AIM OF THE EXERCISE: Reproduce all lines of the listing below in which the word "骨科医疗基金" occurs.

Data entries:
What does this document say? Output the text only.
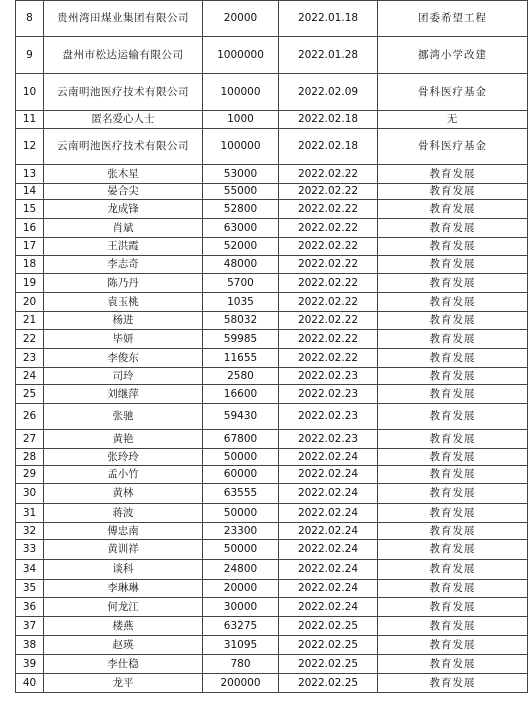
8	贵州湾田煤业集团有限公司	20000	2022.01.18	团委希望工程
9	盘州市松达运输有限公司	1000000	2022.01.28	挪湾小学改建
10	云南明池医疗技术有限公司	100000	2022.02.09	骨科医疗基金
11	匿名爱心人士	1000	2022.02.18	无
12	云南明池医疗技术有限公司	100000	2022.02.18	骨科医疗基金
13	张木星	53000	2022.02.22	教育发展
14	晏合尖	55000	2022.02.22	教育发展
15	龙成锋	52800	2022.02.22	教育发展
16	肖斌	63000	2022.02.22	教育发展
17	王洪霞	52000	2022.02.22	教育发展
18	李志奇	48000	2022.02.22	教育发展
19	陈乃丹	5700	2022.02.22	教育发展
20	袁玉桃	1035	2022.02.22	教育发展
21	杨进	58032	2022.02.22	教育发展
22	毕妍	59985	2022.02.22	教育发展
23	李俊东	11655	2022.02.22	教育发展
24	司玲	2580	2022.02.23	教育发展
25	刘继萍	16600	2022.02.23	教育发展
26	张驰	59430	2022.02.23	教育发展
27	黄艳	67800	2022.02.23	教育发展
28	张玲玲	50000	2022.02.24	教育发展
29	孟小竹	60000	2022.02.24	教育发展
30	黄林	63555	2022.02.24	教育发展
31	蒋波	50000	2022.02.24	教育发展
32	傅忠南	23300	2022.02.24	教育发展
33	黄训祥	50000	2022.02.24	教育发展
34	谈科	24800	2022.02.24	教育发展
35	李琳琳	20000	2022.02.24	教育发展
36	何龙江	30000	2022.02.24	教育发展
37	楼燕	63275	2022.02.25	教育发展
38	赵瑛	31095	2022.02.25	教育发展
39	李仕稳	780	2022.02.25	教育发展
40	龙平	200000	2022.02.25	教育发展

COMPLETE ANSWER:
10	云南明池医疗技术有限公司	100000	2022.02.09	骨科医疗基金
12	云南明池医疗技术有限公司	100000	2022.02.18	骨科医疗基金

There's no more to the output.